Copy each line of the data below with the word "grid".

### Records excerpted from a collection
****************

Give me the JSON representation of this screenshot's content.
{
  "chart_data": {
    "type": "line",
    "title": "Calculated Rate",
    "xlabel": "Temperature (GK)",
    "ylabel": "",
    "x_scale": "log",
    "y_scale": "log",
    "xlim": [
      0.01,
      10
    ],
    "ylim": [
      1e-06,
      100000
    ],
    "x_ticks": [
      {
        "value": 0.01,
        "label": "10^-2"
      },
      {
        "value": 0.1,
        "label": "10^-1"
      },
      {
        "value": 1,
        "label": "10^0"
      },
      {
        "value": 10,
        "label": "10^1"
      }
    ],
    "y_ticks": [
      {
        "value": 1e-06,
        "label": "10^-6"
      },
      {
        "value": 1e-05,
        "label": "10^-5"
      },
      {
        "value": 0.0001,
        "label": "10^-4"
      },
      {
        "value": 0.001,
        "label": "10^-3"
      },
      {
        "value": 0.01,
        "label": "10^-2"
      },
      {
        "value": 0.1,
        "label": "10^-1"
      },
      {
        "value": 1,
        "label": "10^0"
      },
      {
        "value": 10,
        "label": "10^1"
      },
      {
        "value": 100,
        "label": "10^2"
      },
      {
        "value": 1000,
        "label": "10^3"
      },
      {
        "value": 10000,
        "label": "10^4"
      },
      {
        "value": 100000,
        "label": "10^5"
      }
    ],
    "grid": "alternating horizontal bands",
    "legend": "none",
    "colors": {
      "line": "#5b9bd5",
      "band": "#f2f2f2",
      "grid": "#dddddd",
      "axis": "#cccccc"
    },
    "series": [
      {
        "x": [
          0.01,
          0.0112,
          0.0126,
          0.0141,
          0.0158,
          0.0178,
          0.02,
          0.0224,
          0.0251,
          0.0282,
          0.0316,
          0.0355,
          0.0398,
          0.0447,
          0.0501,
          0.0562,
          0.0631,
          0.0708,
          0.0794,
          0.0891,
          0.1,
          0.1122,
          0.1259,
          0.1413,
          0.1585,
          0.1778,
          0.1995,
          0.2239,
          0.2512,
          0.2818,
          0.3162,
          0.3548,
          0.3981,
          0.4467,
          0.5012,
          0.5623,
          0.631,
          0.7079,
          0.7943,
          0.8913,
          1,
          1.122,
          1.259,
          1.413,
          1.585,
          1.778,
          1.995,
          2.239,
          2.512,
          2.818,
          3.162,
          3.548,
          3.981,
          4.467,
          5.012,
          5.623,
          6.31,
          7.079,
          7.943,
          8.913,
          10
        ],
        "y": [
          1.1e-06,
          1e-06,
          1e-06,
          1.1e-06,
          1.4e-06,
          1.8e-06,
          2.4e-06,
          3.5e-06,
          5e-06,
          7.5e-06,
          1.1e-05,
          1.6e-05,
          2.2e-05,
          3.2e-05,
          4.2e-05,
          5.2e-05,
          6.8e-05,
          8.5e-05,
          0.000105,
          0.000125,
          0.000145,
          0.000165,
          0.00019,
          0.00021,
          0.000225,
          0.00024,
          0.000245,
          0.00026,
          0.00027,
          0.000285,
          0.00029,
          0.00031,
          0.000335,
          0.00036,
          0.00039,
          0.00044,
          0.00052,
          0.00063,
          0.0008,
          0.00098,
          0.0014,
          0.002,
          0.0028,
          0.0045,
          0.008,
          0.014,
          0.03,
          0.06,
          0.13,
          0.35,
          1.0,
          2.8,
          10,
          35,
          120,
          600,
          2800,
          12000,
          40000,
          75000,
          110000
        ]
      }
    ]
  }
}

****************

### Answer
    "grid": "alternating horizontal bands",
      "grid": "#dddddd",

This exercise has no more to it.